WORK TO DO – Select the lines that contain "disc" and copy each of them.

Dataset excerpts –

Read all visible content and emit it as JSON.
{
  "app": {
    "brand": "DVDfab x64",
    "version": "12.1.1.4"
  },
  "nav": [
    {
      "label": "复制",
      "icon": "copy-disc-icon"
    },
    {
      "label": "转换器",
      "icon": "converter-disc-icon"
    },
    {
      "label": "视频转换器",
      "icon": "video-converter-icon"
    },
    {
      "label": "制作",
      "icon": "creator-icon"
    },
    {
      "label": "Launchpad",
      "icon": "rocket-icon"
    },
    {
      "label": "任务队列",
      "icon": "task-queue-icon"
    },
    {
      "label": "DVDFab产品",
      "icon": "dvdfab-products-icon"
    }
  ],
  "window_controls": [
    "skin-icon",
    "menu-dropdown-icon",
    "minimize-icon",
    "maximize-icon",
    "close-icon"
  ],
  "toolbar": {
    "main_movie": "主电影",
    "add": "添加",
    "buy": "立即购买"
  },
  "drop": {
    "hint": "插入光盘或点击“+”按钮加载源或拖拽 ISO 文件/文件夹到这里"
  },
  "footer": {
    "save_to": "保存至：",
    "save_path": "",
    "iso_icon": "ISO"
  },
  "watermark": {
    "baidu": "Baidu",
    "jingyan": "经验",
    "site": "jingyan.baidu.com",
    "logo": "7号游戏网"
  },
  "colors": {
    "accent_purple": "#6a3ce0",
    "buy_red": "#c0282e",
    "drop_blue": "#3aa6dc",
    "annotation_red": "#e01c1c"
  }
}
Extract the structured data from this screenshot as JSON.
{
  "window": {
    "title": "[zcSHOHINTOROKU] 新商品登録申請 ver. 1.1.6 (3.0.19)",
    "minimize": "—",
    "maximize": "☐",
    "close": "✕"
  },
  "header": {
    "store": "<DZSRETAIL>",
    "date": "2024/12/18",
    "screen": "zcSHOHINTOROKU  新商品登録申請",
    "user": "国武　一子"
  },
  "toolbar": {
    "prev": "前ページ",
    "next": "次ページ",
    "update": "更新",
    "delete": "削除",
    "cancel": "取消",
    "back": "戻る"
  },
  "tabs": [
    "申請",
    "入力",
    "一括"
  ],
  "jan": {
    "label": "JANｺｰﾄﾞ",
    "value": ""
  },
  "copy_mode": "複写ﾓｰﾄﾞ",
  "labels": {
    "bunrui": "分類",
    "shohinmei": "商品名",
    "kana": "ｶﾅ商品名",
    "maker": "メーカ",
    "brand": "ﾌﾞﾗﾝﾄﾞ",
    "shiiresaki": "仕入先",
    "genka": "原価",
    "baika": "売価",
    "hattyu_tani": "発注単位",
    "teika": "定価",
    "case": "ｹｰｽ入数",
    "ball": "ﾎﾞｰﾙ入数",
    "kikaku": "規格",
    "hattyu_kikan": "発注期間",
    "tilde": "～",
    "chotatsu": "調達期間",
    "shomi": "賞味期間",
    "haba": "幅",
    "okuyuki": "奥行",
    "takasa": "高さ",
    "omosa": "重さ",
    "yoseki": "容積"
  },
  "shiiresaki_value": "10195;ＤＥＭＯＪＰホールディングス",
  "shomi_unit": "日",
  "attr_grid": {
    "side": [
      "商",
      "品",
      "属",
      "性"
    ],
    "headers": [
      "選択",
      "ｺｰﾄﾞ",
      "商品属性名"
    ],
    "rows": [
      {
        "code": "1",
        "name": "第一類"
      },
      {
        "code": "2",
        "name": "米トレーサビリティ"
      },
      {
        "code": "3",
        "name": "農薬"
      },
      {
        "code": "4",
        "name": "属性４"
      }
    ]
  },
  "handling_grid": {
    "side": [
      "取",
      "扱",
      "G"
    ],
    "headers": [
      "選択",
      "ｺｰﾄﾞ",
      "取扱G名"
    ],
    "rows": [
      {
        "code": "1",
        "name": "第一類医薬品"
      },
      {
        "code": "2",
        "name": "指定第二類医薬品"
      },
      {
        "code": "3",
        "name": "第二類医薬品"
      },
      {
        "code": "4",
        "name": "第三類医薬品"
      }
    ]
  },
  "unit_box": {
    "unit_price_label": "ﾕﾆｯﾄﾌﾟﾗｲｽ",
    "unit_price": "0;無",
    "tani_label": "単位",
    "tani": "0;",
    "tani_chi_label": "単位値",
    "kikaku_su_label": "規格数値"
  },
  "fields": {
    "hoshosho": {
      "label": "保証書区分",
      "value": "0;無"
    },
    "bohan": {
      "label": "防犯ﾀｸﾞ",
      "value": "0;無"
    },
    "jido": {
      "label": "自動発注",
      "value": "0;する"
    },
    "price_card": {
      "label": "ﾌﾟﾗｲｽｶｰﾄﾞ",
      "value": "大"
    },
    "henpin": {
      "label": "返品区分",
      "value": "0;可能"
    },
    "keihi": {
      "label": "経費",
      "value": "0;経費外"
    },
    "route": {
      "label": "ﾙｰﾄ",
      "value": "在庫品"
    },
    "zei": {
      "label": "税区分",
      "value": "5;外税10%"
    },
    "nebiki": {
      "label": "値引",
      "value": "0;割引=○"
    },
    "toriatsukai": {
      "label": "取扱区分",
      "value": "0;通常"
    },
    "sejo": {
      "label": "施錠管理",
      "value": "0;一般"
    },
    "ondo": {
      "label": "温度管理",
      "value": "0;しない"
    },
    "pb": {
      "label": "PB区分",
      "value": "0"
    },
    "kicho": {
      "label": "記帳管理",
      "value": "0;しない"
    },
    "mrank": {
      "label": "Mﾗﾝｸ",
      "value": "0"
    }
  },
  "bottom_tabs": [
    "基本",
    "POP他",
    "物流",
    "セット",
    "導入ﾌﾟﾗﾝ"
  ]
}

SOLUTION TO THIS TASK –
      "icon": "copy-disc-icon"
      "icon": "converter-disc-icon"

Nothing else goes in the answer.